== Supplied entries
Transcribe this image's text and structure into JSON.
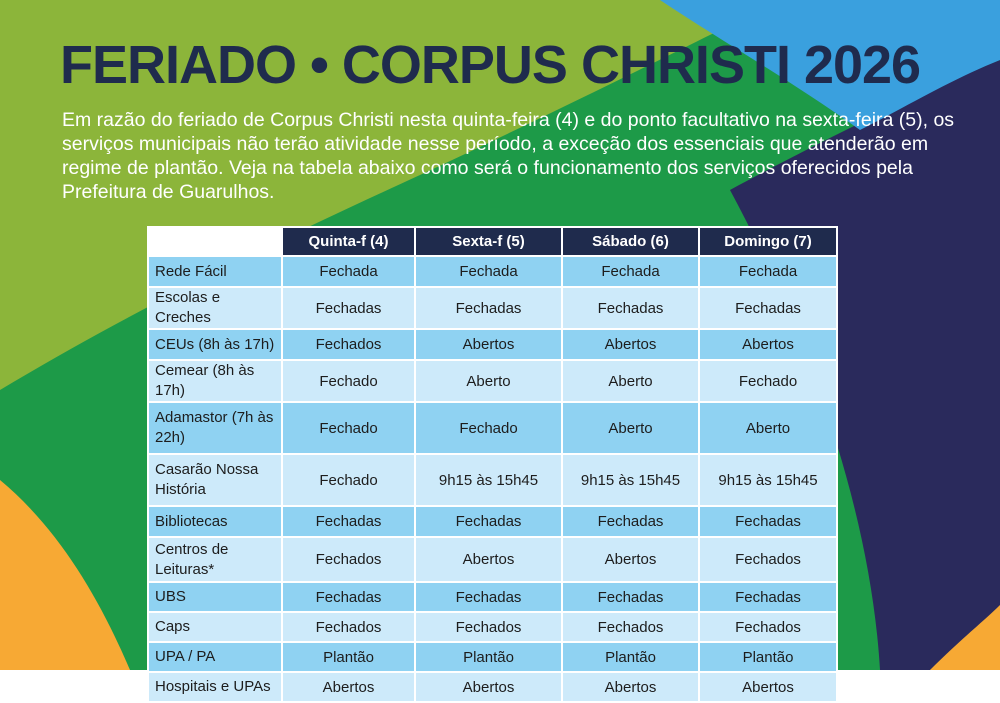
{
  "title": "FERIADO •  CORPUS CHRISTI 2026",
  "intro": "Em razão do feriado de Corpus Christi nesta quinta-feira (4) e do ponto facultativo na sexta-feira (5), os serviços municipais não terão atividade nesse período, a exceção dos essenciais que atenderão em regime de plantão. Veja na tabela abaixo como será o funcionamento dos serviços oferecidos pela Prefeitura de Guarulhos.",
  "colors": {
    "title": "#1f2b4d",
    "green_light": "#8cb53a",
    "green_dark": "#1d9a48",
    "orange": "#f7a934",
    "navy": "#2a2a5c",
    "blue": "#3aa0de",
    "row_dark": "#8fd2f2",
    "row_light": "#cdeafa"
  },
  "table": {
    "headers": [
      "Quinta-f (4)",
      "Sexta-f (5)",
      "Sábado (6)",
      "Domingo (7)"
    ],
    "rows": [
      {
        "label": "Rede Fácil",
        "values": [
          "Fechada",
          "Fechada",
          "Fechada",
          "Fechada"
        ]
      },
      {
        "label": "Escolas e Creches",
        "values": [
          "Fechadas",
          "Fechadas",
          "Fechadas",
          "Fechadas"
        ]
      },
      {
        "label": "CEUs (8h às 17h)",
        "values": [
          "Fechados",
          "Abertos",
          "Abertos",
          "Abertos"
        ]
      },
      {
        "label": "Cemear (8h às 17h)",
        "values": [
          "Fechado",
          "Aberto",
          "Aberto",
          "Fechado"
        ]
      },
      {
        "label": "Adamastor (7h às 22h)",
        "values": [
          "Fechado",
          "Fechado",
          "Aberto",
          "Aberto"
        ]
      },
      {
        "label": "Casarão Nossa História",
        "values": [
          "Fechado",
          "9h15 às 15h45",
          "9h15 às 15h45",
          "9h15 às 15h45"
        ]
      },
      {
        "label": "Bibliotecas",
        "values": [
          "Fechadas",
          "Fechadas",
          "Fechadas",
          "Fechadas"
        ]
      },
      {
        "label": "Centros de Leituras*",
        "values": [
          "Fechados",
          "Abertos",
          "Abertos",
          "Fechados"
        ]
      },
      {
        "label": "UBS",
        "values": [
          "Fechadas",
          "Fechadas",
          "Fechadas",
          "Fechadas"
        ]
      },
      {
        "label": "Caps",
        "values": [
          "Fechados",
          "Fechados",
          "Fechados",
          "Fechados"
        ]
      },
      {
        "label": "UPA / PA",
        "values": [
          "Plantão",
          "Plantão",
          "Plantão",
          "Plantão"
        ]
      },
      {
        "label": "Hospitais e UPAs",
        "values": [
          "Abertos",
          "Abertos",
          "Abertos",
          "Abertos"
        ]
      }
    ]
  }
}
====
### [What to do]
Repeat the data exactly, without the pictures.

### [Expected answer]
Transcribe this image's text and structure into JSON.
{
  "title": "FERIADO •  CORPUS CHRISTI 2026",
  "intro": "Em razão do feriado de Corpus Christi nesta quinta-feira (4) e do ponto facultativo na sexta-feira (5), os serviços municipais não terão atividade nesse período, a exceção dos essenciais que atenderão em regime de plantão. Veja na tabela abaixo como será o funcionamento dos serviços oferecidos pela Prefeitura de Guarulhos.",
  "colors": {
    "title": "#1f2b4d",
    "green_light": "#8cb53a",
    "green_dark": "#1d9a48",
    "orange": "#f7a934",
    "navy": "#2a2a5c",
    "blue": "#3aa0de",
    "row_dark": "#8fd2f2",
    "row_light": "#cdeafa"
  },
  "table": {
    "headers": [
      "Quinta-f (4)",
      "Sexta-f (5)",
      "Sábado (6)",
      "Domingo (7)"
    ],
    "rows": [
      {
        "label": "Rede Fácil",
        "values": [
          "Fechada",
          "Fechada",
          "Fechada",
          "Fechada"
        ]
      },
      {
        "label": "Escolas e Creches",
        "values": [
          "Fechadas",
          "Fechadas",
          "Fechadas",
          "Fechadas"
        ]
      },
      {
        "label": "CEUs (8h às 17h)",
        "values": [
          "Fechados",
          "Abertos",
          "Abertos",
          "Abertos"
        ]
      },
      {
        "label": "Cemear (8h às 17h)",
        "values": [
          "Fechado",
          "Aberto",
          "Aberto",
          "Fechado"
        ]
      },
      {
        "label": "Adamastor (7h às 22h)",
        "values": [
          "Fechado",
          "Fechado",
          "Aberto",
          "Aberto"
        ]
      },
      {
        "label": "Casarão Nossa História",
        "values": [
          "Fechado",
          "9h15 às 15h45",
          "9h15 às 15h45",
          "9h15 às 15h45"
        ]
      },
      {
        "label": "Bibliotecas",
        "values": [
          "Fechadas",
          "Fechadas",
          "Fechadas",
          "Fechadas"
        ]
      },
      {
        "label": "Centros de Leituras*",
        "values": [
          "Fechados",
          "Abertos",
          "Abertos",
          "Fechados"
        ]
      },
      {
        "label": "UBS",
        "values": [
          "Fechadas",
          "Fechadas",
          "Fechadas",
          "Fechadas"
        ]
      },
      {
        "label": "Caps",
        "values": [
          "Fechados",
          "Fechados",
          "Fechados",
          "Fechados"
        ]
      },
      {
        "label": "UPA / PA",
        "values": [
          "Plantão",
          "Plantão",
          "Plantão",
          "Plantão"
        ]
      },
      {
        "label": "Hospitais e UPAs",
        "values": [
          "Abertos",
          "Abertos",
          "Abertos",
          "Abertos"
        ]
      }
    ]
  }
}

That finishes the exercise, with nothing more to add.